## begin INPUT FOR THIS TASK

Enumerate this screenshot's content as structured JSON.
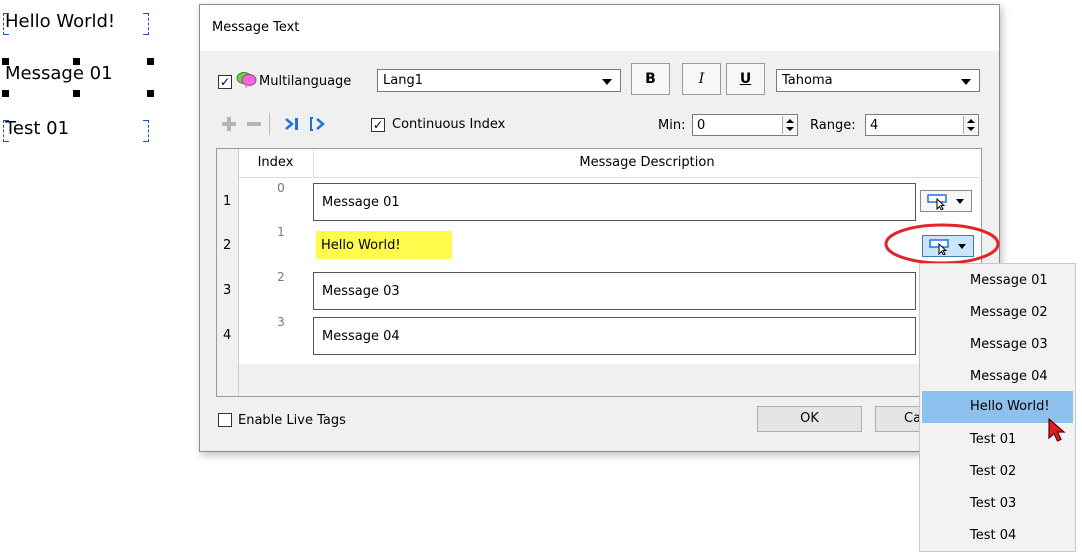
{
  "canvas": {
    "objects": [
      "Hello World!",
      "Message 01",
      "Test 01"
    ]
  },
  "dialog": {
    "title": "Message Text",
    "multilanguage_label": "Multilanguage",
    "multilanguage_checked": true,
    "language_value": "Lang1",
    "bold_label": "B",
    "italic_label": "I",
    "underline_label": "U",
    "font_value": "Tahoma",
    "continuous_index_label": "Continuous Index",
    "continuous_index_checked": true,
    "min_label": "Min:",
    "min_value": "0",
    "range_label": "Range:",
    "range_value": "4",
    "table": {
      "columns": [
        "Index",
        "Message Description"
      ],
      "rows": [
        {
          "num": "1",
          "index": "0",
          "description": "Message 01"
        },
        {
          "num": "2",
          "index": "1",
          "description": "Hello World!"
        },
        {
          "num": "3",
          "index": "2",
          "description": "Message 03"
        },
        {
          "num": "4",
          "index": "3",
          "description": "Message 04"
        }
      ]
    },
    "enable_live_tags_label": "Enable Live Tags",
    "enable_live_tags_checked": false,
    "ok_label": "OK",
    "cancel_label": "Ca"
  },
  "dropdown": {
    "items": [
      "Message 01",
      "Message 02",
      "Message 03",
      "Message 04",
      "Hello World!",
      "Test 01",
      "Test 02",
      "Test 03",
      "Test 04"
    ],
    "selected": "Hello World!"
  },
  "colors": {
    "highlight": "#fffb4d",
    "menu_selected": "#8ec0ee",
    "callout_circle": "#e0262a",
    "accent_blue": "#1e73d9"
  }
}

## end INPUT FOR THIS TASK

- **INSTRUCTIONS TO FOLLOW**:
Quote every record above exactly, omitting any pictures they contain.

- **RESPONSE**:
Enumerate this screenshot's content as structured JSON.
{
  "canvas": {
    "objects": [
      "Hello World!",
      "Message 01",
      "Test 01"
    ]
  },
  "dialog": {
    "title": "Message Text",
    "multilanguage_label": "Multilanguage",
    "multilanguage_checked": true,
    "language_value": "Lang1",
    "bold_label": "B",
    "italic_label": "I",
    "underline_label": "U",
    "font_value": "Tahoma",
    "continuous_index_label": "Continuous Index",
    "continuous_index_checked": true,
    "min_label": "Min:",
    "min_value": "0",
    "range_label": "Range:",
    "range_value": "4",
    "table": {
      "columns": [
        "Index",
        "Message Description"
      ],
      "rows": [
        {
          "num": "1",
          "index": "0",
          "description": "Message 01"
        },
        {
          "num": "2",
          "index": "1",
          "description": "Hello World!"
        },
        {
          "num": "3",
          "index": "2",
          "description": "Message 03"
        },
        {
          "num": "4",
          "index": "3",
          "description": "Message 04"
        }
      ]
    },
    "enable_live_tags_label": "Enable Live Tags",
    "enable_live_tags_checked": false,
    "ok_label": "OK",
    "cancel_label": "Ca"
  },
  "dropdown": {
    "items": [
      "Message 01",
      "Message 02",
      "Message 03",
      "Message 04",
      "Hello World!",
      "Test 01",
      "Test 02",
      "Test 03",
      "Test 04"
    ],
    "selected": "Hello World!"
  },
  "colors": {
    "highlight": "#fffb4d",
    "menu_selected": "#8ec0ee",
    "callout_circle": "#e0262a",
    "accent_blue": "#1e73d9"
  }
}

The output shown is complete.